Figure data in JSON:
* begin *

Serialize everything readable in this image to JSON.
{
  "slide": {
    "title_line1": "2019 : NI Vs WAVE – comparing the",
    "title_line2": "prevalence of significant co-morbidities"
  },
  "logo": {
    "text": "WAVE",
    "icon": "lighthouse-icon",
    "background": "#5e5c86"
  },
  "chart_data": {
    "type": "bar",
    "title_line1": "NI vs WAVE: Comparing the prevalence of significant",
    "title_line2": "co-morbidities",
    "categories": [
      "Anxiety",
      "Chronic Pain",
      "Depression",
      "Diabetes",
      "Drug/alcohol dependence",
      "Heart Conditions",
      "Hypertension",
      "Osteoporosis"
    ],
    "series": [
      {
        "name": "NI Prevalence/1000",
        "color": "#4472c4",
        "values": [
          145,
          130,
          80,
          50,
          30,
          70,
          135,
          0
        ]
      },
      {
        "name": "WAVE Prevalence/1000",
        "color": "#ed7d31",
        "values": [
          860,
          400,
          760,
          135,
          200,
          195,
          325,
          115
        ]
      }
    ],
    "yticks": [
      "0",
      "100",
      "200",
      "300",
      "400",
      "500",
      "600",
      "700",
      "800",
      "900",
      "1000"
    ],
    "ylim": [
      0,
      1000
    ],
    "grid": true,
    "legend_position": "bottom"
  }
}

* end *

▸ **Stated problem**:
Give the number of lines where the string "name" occurs, without any further text.

▸ **The solution**:
2